Exercise brief
Quote every line as written. Omit pictures.

Dataset records
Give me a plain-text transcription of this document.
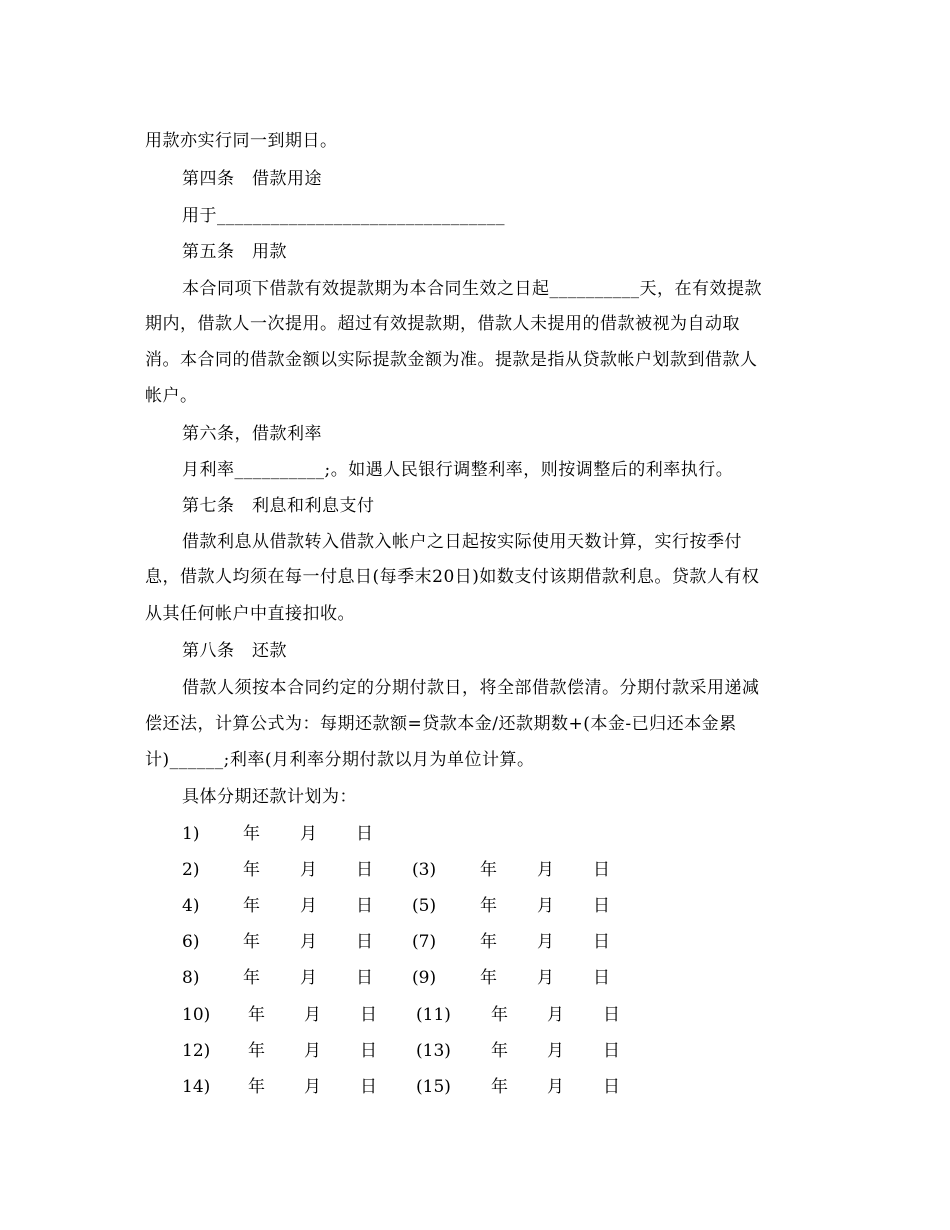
用款亦实行同一到期日。
第四条　借款用途
用于________________________________
第五条　用款
本合同项下借款有效提款期为本合同生效之日起__________天，在有效提款
期内，借款人一次提用。超过有效提款期，借款人未提用的借款被视为自动取
消。本合同的借款金额以实际提款金额为准。提款是指从贷款帐户划款到借款人
帐户。
第六条，借款利率
月利率__________;。如遇人民银行调整利率，则按调整后的利率执行。
第七条　利息和利息支付
借款利息从借款转入借款入帐户之日起按实际使用天数计算，实行按季付
息，借款人均须在每一付息日(每季末20日)如数支付该期借款利息。贷款人有权
从其任何帐户中直接扣收。
第八条　还款
借款人须按本合同约定的分期付款日，将全部借款偿清。分期付款采用递减
偿还法，计算公式为：每期还款额=贷款本金/还款期数+(本金-已归还本金累
计)______;利率(月利率分期付款以月为单位计算。
具体分期还款计划为：
1)	年 月 日
2)	年 月 日 (3)	年 月 日
4)	年 月 日 (5)	年 月 日
6)	年 月 日 (7)	年 月 日
8)	年 月 日 (9)	年 月 日
10) 年 月 日 (11) 年 月 日
12) 年 月 日 (13) 年 月 日
14) 年 月 日 (15) 年 月 日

Reply
Give me a plain-text transcription of this document.
用款亦实行同一到期日。
第四条　借款用途
用于________________________________
第五条　用款
本合同项下借款有效提款期为本合同生效之日起__________天，在有效提款
期内，借款人一次提用。超过有效提款期，借款人未提用的借款被视为自动取
消。本合同的借款金额以实际提款金额为准。提款是指从贷款帐户划款到借款人
帐户。
第六条，借款利率
月利率__________;。如遇人民银行调整利率，则按调整后的利率执行。
第七条　利息和利息支付
借款利息从借款转入借款入帐户之日起按实际使用天数计算，实行按季付
息，借款人均须在每一付息日(每季末20日)如数支付该期借款利息。贷款人有权
从其任何帐户中直接扣收。
第八条　还款
借款人须按本合同约定的分期付款日，将全部借款偿清。分期付款采用递减
偿还法，计算公式为：每期还款额=贷款本金/还款期数+(本金-已归还本金累
计)______;利率(月利率分期付款以月为单位计算。
具体分期还款计划为：
1)	年 月 日
2)	年 月 日 (3)	年 月 日
4)	年 月 日 (5)	年 月 日
6)	年 月 日 (7)	年 月 日
8)	年 月 日 (9)	年 月 日
10) 年 月 日 (11) 年 月 日
12) 年 月 日 (13) 年 月 日
14) 年 月 日 (15) 年 月 日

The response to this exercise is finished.